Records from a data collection
"""

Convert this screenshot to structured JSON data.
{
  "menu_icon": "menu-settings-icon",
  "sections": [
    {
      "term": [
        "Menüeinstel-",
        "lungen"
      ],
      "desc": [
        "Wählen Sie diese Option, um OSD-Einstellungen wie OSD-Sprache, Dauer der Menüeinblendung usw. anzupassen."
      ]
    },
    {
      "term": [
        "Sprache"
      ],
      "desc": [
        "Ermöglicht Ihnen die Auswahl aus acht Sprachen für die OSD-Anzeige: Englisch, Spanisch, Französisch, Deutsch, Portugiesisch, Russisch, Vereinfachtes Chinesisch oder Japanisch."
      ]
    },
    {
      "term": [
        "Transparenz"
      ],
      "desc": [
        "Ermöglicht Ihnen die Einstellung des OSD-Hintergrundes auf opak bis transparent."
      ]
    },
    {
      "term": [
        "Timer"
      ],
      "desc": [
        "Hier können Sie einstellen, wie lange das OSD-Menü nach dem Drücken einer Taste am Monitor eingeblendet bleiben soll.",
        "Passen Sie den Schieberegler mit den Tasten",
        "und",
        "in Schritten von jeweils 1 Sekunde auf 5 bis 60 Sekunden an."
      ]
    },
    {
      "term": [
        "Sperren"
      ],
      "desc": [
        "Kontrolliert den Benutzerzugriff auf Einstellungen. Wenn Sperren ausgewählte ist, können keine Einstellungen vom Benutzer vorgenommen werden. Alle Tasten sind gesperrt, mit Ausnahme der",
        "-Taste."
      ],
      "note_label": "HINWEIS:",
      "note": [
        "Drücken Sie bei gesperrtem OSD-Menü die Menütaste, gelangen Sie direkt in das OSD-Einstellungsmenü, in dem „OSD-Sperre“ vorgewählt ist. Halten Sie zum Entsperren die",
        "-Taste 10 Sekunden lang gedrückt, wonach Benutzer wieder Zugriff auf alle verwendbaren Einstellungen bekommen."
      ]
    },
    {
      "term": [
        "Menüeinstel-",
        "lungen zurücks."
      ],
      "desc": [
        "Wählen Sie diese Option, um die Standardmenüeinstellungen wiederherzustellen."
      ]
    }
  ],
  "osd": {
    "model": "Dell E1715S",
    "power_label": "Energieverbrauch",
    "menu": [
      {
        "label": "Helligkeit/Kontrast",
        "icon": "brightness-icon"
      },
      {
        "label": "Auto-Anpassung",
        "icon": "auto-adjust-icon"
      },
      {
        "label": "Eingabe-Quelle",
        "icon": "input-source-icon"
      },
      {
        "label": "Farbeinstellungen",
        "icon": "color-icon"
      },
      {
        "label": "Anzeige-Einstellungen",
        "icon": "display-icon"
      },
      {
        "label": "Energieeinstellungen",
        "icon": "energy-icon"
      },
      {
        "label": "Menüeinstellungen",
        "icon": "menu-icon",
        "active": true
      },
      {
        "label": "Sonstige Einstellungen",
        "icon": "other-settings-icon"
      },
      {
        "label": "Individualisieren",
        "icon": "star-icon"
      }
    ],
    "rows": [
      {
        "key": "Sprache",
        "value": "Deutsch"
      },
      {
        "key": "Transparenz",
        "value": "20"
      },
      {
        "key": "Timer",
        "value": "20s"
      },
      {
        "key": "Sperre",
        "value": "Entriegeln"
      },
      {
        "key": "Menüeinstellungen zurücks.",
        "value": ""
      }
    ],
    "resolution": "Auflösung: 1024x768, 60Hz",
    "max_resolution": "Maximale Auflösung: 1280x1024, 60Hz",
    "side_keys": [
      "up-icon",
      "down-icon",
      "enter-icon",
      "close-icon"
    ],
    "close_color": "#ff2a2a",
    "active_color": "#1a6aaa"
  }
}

"""

### Required action
The job here is to find each line above with the word "diese" and copy it.

### Output
        "Wählen Sie diese Option, um OSD-Einstellungen wie OSD-Sprache, Dauer der Menüeinblendung usw. anzupassen."
        "Wählen Sie diese Option, um die Standardmenüeinstellungen wiederherzustellen."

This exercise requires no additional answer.